* Task directions *
Search the data below for the string "kończy". Extract every line that contains it.
>> START Information given
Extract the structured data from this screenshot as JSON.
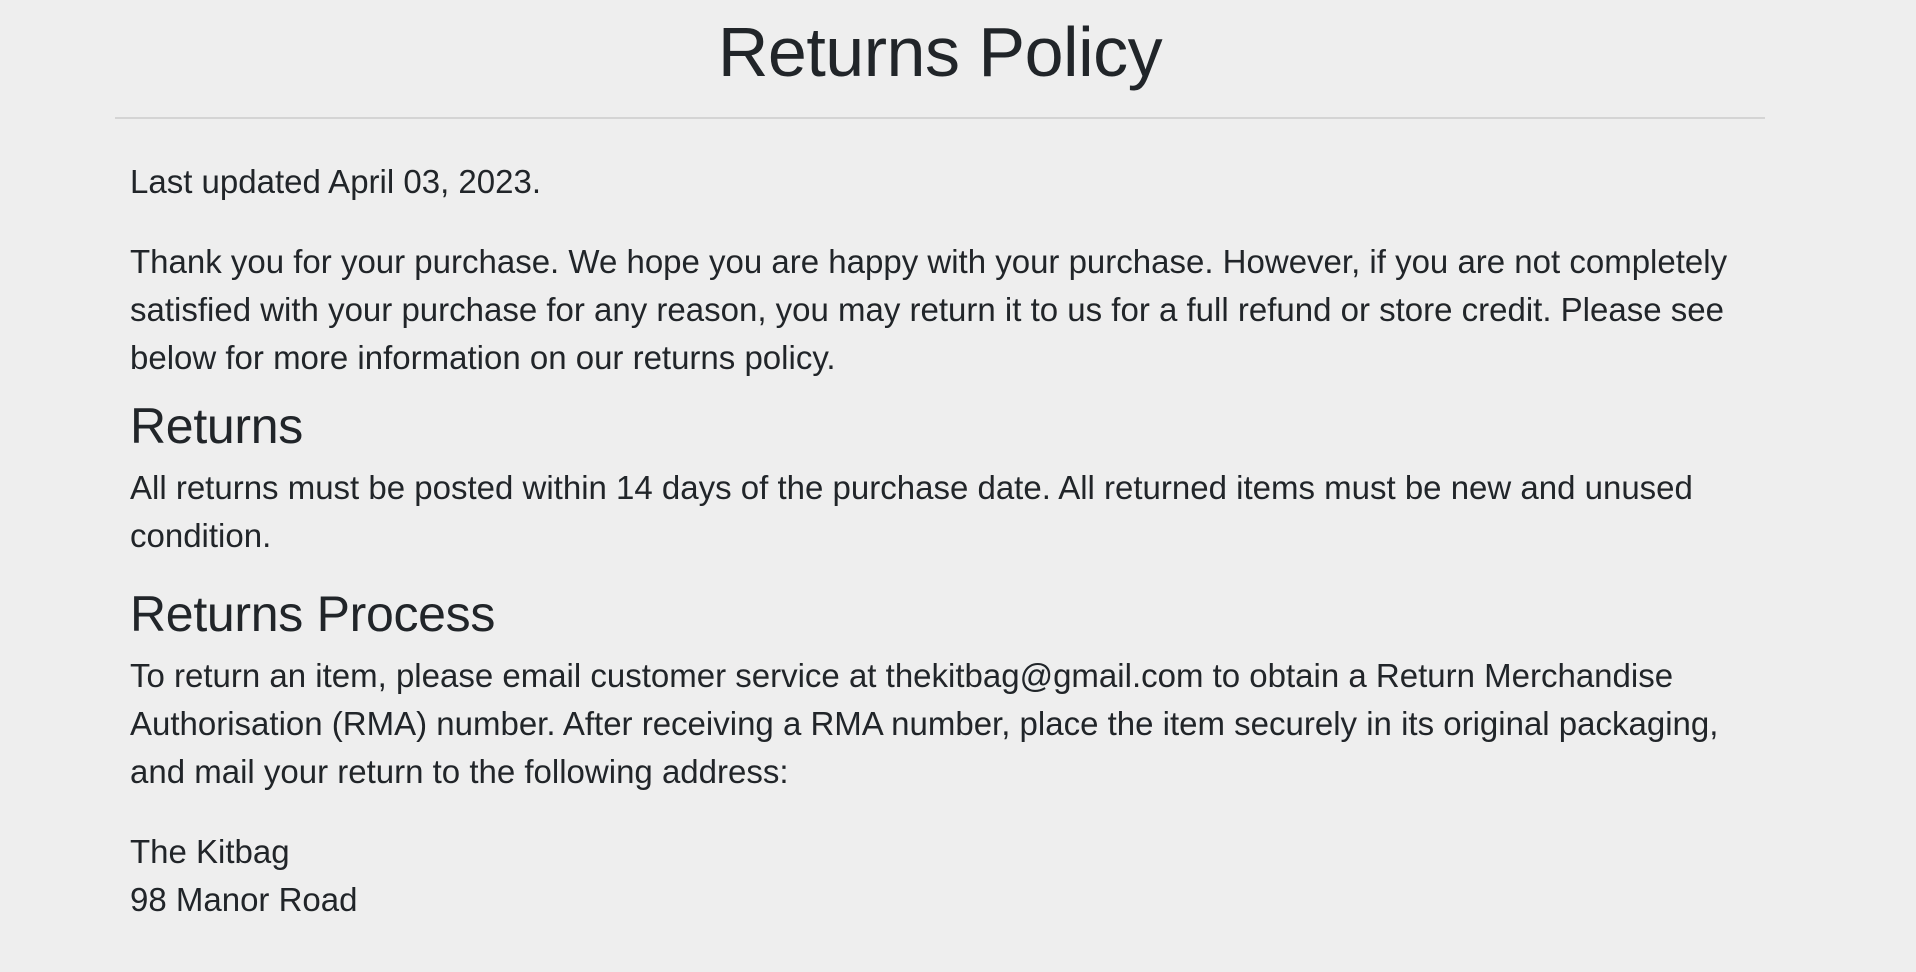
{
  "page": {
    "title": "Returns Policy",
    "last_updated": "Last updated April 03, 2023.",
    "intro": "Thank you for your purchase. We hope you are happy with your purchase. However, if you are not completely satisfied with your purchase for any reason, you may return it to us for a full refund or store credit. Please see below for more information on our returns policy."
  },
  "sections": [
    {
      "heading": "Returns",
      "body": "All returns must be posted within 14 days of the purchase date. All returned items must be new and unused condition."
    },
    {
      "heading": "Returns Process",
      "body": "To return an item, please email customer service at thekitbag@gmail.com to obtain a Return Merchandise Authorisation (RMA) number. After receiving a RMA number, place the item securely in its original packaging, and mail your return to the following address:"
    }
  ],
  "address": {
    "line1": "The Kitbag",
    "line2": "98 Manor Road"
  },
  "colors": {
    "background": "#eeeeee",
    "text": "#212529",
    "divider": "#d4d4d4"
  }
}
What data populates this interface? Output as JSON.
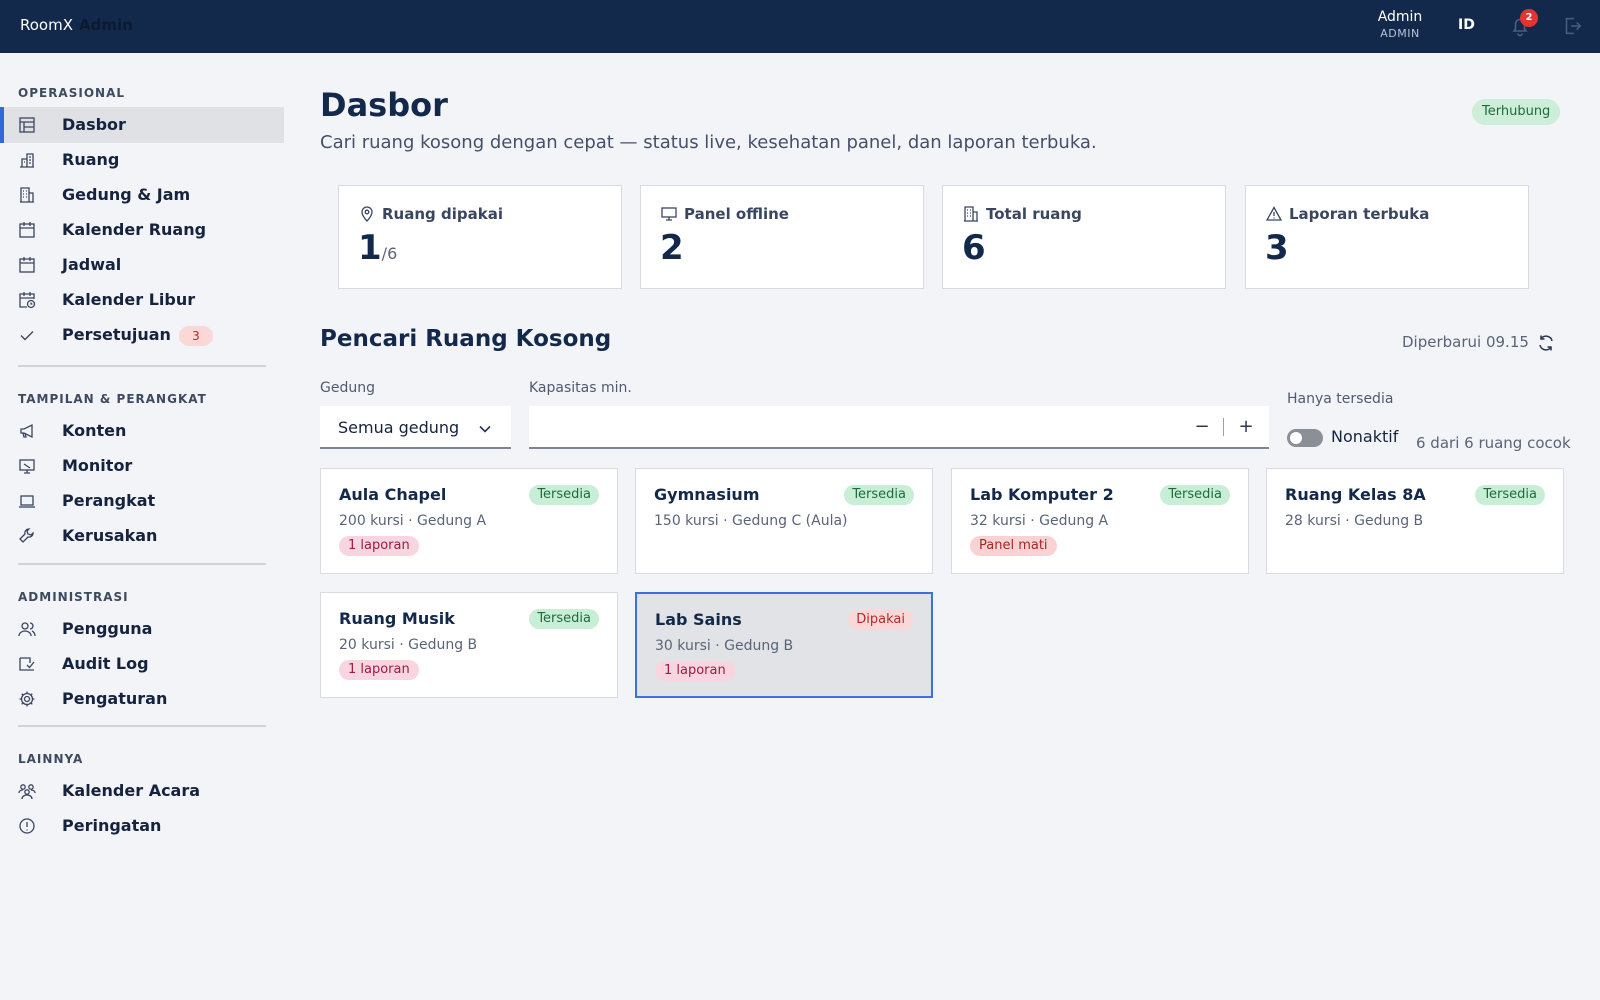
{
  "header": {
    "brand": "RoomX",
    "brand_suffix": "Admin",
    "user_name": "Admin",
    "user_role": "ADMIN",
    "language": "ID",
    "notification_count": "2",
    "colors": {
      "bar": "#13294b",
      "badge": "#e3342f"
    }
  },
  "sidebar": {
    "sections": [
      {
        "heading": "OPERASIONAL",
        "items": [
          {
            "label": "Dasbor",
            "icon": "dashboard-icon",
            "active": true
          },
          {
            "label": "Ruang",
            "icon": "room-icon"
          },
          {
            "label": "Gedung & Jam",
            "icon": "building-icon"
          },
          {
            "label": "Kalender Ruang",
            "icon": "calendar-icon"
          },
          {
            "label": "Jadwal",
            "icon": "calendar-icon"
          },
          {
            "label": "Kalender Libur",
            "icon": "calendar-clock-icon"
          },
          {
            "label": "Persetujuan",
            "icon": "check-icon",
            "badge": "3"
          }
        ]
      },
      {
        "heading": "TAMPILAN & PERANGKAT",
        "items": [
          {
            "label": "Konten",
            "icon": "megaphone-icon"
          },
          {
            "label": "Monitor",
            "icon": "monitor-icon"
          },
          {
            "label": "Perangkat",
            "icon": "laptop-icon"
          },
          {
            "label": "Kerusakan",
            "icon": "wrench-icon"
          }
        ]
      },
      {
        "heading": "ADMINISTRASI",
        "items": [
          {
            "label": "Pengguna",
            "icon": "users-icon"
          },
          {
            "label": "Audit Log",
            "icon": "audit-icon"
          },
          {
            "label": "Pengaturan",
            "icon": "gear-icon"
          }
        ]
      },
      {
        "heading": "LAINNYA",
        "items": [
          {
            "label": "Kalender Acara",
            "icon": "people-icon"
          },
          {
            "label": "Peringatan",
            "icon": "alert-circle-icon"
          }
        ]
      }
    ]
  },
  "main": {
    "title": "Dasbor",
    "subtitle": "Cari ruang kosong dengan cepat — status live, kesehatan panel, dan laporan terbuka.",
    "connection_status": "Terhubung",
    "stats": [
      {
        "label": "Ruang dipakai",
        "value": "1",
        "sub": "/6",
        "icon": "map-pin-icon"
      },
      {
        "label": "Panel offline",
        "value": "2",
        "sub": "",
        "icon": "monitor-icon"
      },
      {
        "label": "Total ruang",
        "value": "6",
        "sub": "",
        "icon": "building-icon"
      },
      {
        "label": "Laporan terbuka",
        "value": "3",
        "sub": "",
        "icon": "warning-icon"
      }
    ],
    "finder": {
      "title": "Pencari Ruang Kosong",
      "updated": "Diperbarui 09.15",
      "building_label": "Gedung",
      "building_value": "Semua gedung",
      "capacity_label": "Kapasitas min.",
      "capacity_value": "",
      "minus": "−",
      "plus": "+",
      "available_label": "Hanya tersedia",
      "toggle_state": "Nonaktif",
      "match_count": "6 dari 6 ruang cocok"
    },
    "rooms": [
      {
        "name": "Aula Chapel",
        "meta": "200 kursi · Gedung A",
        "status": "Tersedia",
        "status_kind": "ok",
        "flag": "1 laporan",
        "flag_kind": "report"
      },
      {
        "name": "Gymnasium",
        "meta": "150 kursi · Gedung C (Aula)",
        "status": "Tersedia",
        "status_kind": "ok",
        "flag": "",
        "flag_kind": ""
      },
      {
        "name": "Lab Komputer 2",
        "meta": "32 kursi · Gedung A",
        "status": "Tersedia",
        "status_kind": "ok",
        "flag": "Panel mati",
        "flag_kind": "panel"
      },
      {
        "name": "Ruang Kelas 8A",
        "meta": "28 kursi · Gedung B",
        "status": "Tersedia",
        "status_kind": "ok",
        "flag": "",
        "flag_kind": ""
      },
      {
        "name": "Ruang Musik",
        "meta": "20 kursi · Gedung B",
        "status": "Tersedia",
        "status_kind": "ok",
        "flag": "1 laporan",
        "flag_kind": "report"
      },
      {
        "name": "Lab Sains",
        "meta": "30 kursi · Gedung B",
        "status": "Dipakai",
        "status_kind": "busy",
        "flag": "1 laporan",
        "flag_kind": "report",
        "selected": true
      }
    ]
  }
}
>> END Information given
>> START Information given
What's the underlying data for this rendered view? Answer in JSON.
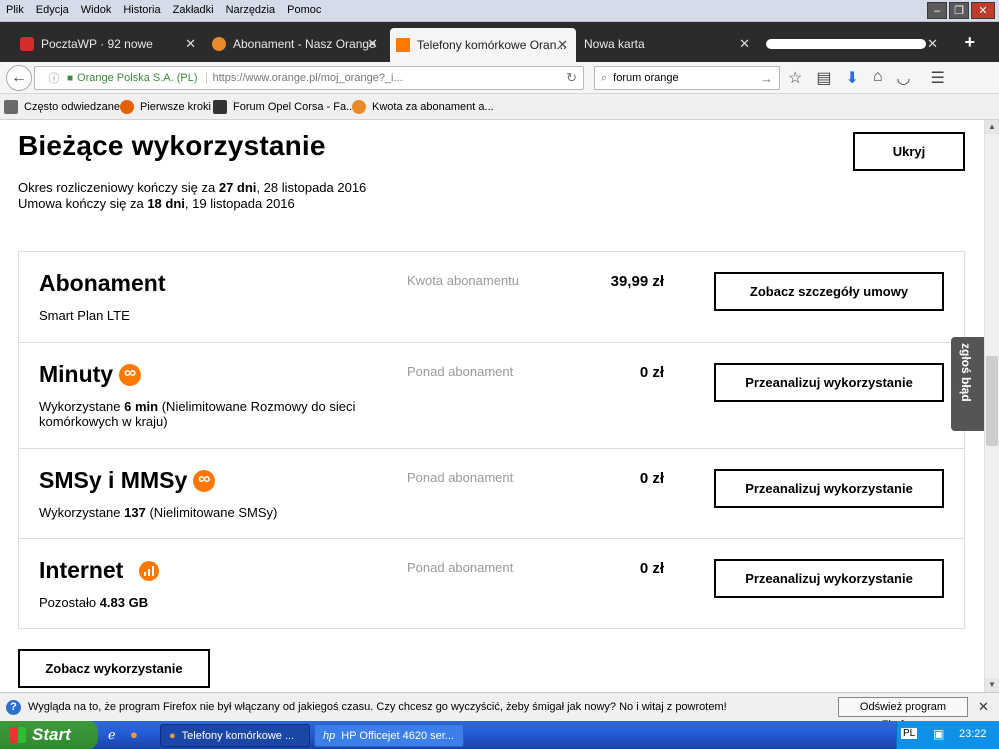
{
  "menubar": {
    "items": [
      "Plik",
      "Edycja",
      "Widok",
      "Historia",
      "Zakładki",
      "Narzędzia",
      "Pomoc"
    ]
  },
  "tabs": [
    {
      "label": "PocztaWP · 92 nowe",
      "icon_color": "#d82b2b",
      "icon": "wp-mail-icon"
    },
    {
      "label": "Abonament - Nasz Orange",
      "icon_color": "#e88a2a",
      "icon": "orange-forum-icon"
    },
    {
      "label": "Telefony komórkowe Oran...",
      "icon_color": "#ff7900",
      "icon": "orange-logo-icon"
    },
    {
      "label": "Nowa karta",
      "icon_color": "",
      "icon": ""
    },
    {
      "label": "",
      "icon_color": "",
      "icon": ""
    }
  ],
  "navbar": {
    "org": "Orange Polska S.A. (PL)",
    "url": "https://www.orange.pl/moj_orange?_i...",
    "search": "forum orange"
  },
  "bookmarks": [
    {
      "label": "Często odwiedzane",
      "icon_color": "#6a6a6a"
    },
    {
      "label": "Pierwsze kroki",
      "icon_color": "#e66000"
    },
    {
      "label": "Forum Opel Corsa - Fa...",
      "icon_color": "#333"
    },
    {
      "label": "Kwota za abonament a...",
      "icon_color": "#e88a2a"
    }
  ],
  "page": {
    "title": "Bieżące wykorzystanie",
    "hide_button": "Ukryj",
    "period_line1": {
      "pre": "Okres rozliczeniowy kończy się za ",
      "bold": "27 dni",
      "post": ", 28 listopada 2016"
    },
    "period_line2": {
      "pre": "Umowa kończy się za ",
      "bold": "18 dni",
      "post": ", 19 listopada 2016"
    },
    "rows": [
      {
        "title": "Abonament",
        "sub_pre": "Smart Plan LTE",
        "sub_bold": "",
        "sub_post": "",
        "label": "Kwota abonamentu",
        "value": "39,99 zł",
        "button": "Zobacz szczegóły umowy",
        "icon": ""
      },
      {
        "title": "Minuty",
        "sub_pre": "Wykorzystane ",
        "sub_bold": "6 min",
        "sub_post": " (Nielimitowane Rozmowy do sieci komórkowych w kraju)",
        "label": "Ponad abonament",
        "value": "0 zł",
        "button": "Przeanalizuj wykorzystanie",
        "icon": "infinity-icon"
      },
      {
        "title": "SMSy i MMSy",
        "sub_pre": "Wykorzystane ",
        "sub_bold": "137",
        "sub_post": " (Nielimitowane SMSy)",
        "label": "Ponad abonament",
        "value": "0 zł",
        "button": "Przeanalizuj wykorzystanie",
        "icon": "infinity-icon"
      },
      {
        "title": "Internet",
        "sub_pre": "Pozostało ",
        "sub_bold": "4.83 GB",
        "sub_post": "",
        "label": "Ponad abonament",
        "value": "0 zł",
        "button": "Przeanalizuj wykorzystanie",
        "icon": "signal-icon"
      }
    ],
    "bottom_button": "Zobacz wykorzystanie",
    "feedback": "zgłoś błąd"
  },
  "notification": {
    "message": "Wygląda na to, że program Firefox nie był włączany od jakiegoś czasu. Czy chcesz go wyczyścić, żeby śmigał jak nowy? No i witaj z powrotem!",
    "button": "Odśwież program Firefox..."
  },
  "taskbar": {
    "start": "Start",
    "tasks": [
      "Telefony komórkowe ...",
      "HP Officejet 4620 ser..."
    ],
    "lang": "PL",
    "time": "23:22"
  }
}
>> END Information given
* Correct answer *
      "pre": "Okres rozliczeniowy kończy się za ",
      "pre": "Umowa kończy się za ",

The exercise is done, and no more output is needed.